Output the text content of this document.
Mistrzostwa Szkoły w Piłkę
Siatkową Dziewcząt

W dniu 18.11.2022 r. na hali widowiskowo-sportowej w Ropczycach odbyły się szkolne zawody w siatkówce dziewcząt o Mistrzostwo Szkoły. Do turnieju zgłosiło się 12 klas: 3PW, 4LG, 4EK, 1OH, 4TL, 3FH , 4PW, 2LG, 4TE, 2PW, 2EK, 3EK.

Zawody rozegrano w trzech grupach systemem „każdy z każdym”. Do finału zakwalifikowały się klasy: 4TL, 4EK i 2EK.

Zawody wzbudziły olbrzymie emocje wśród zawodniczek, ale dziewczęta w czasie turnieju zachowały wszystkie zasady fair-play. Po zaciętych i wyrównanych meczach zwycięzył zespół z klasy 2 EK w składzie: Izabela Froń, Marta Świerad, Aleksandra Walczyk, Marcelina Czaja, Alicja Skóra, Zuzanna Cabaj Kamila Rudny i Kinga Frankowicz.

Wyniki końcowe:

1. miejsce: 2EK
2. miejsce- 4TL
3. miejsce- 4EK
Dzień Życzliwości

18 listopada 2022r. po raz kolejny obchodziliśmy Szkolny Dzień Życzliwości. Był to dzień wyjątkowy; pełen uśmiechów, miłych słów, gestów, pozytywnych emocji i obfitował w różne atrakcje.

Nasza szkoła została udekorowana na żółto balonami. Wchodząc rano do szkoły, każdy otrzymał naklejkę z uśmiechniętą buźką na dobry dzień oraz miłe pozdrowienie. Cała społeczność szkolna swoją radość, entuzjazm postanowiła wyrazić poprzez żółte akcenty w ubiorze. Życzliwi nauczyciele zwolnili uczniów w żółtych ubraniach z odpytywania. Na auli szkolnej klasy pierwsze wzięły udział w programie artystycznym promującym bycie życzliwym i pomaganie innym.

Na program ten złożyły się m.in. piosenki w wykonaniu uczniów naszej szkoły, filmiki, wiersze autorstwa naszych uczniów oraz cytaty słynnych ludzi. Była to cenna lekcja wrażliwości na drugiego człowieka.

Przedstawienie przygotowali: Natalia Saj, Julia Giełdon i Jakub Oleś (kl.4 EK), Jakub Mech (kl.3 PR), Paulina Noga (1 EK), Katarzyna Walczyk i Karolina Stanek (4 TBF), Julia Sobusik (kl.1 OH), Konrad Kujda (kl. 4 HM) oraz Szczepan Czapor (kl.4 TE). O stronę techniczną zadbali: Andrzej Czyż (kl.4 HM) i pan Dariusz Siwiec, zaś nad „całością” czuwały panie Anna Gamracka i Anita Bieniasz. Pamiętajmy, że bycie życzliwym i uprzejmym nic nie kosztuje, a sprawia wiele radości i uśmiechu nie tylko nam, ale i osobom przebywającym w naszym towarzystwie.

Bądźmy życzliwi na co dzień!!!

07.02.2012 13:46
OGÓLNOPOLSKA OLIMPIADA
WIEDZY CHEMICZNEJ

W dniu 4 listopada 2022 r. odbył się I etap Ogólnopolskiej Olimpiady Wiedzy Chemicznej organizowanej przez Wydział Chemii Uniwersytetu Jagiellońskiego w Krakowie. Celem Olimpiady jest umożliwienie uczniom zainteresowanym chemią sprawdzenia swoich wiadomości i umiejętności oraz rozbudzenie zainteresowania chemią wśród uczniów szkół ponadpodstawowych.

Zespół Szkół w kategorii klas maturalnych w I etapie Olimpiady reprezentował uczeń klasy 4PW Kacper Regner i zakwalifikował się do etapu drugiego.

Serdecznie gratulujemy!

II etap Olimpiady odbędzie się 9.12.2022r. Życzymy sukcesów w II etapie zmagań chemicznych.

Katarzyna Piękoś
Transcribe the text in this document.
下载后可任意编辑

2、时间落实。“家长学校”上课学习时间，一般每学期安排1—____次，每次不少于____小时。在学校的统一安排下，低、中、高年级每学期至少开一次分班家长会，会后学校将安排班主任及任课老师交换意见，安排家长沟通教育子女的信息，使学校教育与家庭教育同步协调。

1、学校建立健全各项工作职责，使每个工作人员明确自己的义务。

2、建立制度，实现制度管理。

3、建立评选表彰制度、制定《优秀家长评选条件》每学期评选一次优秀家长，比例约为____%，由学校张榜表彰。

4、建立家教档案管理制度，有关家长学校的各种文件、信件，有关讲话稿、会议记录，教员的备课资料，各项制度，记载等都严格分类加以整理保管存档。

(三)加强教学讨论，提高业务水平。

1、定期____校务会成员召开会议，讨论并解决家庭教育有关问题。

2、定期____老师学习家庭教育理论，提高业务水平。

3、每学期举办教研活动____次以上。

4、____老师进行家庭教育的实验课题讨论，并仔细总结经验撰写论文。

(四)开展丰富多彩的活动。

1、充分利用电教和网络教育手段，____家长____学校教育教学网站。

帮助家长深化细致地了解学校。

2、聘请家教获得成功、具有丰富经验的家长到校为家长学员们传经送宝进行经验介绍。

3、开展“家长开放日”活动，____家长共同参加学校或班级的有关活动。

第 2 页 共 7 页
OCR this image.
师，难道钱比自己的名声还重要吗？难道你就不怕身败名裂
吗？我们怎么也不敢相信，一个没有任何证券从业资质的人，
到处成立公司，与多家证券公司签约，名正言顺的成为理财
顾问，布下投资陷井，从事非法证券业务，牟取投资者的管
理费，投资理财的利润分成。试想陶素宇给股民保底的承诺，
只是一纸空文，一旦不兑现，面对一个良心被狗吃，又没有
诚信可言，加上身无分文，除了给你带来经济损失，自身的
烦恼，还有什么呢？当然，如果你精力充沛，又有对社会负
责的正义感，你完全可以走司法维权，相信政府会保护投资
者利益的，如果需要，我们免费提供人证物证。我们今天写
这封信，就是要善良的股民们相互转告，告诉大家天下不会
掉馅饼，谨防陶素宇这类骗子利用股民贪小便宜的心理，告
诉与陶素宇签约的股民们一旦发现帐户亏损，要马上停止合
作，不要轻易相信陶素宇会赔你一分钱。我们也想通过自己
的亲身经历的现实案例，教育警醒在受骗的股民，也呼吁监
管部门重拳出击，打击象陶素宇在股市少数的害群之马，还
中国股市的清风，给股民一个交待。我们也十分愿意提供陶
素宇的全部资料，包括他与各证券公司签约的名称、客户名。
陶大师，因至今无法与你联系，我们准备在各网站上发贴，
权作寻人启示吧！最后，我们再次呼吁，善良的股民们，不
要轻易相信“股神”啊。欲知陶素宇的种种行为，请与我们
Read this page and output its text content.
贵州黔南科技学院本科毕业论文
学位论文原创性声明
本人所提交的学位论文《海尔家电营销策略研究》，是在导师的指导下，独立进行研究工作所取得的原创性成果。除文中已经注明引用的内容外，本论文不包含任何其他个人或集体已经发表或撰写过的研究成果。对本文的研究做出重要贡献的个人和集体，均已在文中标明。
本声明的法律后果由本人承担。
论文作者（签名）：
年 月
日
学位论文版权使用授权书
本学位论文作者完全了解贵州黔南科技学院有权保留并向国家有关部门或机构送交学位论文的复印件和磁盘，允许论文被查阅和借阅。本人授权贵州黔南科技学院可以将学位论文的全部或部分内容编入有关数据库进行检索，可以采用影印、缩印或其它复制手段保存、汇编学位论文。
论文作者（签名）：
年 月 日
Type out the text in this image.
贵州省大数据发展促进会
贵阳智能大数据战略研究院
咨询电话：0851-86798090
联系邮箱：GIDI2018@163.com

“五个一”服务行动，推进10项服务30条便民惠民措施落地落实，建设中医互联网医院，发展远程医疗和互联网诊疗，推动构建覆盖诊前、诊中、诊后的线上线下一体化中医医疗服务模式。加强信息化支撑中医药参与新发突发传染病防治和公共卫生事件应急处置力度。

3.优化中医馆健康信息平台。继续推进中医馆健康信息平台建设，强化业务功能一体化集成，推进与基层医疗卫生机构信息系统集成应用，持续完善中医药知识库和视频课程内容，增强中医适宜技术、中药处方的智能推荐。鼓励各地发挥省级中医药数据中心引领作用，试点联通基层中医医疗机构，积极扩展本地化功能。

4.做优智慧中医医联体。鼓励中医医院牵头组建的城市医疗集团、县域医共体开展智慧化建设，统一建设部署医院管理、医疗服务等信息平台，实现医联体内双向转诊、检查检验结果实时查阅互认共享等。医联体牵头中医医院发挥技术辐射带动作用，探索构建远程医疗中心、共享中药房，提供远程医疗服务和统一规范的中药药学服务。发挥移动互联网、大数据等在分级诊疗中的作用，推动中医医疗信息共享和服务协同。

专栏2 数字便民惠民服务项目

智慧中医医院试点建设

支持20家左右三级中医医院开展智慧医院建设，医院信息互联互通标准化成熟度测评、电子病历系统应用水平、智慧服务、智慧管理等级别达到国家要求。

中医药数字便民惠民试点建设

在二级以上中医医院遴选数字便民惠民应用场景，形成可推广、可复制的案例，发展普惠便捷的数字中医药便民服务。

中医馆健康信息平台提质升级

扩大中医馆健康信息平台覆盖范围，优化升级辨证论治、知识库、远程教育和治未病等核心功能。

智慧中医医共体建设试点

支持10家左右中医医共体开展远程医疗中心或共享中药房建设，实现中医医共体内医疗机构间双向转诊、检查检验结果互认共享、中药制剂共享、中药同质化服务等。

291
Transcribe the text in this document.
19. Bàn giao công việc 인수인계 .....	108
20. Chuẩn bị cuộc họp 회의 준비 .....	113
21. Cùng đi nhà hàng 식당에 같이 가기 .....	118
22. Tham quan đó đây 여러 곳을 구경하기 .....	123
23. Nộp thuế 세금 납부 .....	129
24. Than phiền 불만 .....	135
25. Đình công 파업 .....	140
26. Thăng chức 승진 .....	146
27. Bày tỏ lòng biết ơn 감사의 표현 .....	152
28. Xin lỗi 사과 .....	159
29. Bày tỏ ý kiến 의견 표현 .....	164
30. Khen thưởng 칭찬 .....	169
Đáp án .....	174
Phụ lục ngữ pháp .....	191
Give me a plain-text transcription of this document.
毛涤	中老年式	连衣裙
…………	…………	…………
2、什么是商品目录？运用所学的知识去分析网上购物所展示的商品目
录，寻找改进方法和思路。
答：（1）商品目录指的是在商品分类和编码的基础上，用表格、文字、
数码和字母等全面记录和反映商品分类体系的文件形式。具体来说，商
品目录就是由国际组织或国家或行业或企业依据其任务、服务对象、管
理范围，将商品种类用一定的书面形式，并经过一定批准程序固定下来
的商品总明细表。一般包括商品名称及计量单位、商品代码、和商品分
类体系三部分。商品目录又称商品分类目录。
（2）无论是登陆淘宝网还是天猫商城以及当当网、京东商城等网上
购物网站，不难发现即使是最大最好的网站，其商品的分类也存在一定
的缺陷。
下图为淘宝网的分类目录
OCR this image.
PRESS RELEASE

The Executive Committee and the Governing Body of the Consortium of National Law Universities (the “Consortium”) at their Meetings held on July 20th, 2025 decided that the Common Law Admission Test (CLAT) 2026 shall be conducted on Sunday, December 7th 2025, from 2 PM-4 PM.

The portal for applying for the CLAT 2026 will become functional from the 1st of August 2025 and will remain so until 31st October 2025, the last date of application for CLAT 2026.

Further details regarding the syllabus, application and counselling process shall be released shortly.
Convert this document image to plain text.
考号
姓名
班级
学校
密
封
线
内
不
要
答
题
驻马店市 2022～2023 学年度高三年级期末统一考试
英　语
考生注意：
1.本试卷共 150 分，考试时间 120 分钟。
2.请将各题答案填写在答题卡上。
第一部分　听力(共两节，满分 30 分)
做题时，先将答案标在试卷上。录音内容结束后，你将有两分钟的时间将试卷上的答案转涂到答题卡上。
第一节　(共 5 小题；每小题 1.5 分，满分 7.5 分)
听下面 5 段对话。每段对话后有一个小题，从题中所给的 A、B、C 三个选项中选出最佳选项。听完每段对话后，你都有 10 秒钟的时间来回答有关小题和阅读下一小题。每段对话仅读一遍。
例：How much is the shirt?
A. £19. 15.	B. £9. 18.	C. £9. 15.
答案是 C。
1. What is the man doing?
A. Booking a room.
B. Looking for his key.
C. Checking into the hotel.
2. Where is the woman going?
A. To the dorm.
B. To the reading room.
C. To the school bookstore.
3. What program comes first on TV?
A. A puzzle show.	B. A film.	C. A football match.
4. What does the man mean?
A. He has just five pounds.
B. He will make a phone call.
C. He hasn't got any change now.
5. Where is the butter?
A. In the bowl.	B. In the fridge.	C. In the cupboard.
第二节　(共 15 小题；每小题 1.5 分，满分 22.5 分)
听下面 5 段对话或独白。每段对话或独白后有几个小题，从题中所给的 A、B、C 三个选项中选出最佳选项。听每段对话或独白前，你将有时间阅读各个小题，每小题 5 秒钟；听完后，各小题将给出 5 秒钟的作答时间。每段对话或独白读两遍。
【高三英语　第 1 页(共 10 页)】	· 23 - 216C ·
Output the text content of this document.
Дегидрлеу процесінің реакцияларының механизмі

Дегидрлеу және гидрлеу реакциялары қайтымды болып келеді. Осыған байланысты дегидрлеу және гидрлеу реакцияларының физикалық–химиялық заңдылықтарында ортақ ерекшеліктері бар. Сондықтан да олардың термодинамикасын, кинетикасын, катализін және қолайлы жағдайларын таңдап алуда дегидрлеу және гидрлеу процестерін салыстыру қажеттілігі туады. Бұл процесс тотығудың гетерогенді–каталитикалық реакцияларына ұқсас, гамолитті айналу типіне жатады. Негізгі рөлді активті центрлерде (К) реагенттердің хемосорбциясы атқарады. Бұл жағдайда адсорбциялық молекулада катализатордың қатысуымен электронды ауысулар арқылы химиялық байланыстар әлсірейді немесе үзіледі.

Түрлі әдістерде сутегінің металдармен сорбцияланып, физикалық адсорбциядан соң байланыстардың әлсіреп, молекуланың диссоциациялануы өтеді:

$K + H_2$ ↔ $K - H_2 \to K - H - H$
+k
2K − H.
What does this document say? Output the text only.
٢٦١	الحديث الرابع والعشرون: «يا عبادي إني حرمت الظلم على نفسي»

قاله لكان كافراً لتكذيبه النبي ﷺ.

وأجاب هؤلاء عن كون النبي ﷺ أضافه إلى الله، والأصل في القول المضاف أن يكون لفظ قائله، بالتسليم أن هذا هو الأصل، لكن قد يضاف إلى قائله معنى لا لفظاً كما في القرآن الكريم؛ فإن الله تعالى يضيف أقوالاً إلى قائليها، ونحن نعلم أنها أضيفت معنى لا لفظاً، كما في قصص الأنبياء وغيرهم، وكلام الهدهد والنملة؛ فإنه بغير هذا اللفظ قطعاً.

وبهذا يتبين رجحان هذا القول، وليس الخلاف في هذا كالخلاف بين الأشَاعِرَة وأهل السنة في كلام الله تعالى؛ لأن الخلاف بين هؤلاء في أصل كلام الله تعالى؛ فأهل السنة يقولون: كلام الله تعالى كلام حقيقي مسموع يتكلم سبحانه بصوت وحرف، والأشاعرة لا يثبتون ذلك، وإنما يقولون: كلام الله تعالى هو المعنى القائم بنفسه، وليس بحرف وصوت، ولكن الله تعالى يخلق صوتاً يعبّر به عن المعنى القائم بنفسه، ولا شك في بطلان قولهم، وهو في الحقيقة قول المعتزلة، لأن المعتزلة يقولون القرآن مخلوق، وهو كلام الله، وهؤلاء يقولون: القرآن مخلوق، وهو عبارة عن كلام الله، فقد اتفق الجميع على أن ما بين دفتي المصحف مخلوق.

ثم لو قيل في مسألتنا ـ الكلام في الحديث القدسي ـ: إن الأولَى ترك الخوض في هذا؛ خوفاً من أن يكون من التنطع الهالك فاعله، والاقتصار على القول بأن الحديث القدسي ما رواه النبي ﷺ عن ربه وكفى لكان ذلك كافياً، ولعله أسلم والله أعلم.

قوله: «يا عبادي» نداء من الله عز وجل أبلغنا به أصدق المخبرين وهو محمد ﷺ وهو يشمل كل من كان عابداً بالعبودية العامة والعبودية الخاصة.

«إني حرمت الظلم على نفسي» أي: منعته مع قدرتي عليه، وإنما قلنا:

**Task description**: Report the number of lines above that contain the word "drugiego", and only that number.

**Answer to the problem**: 2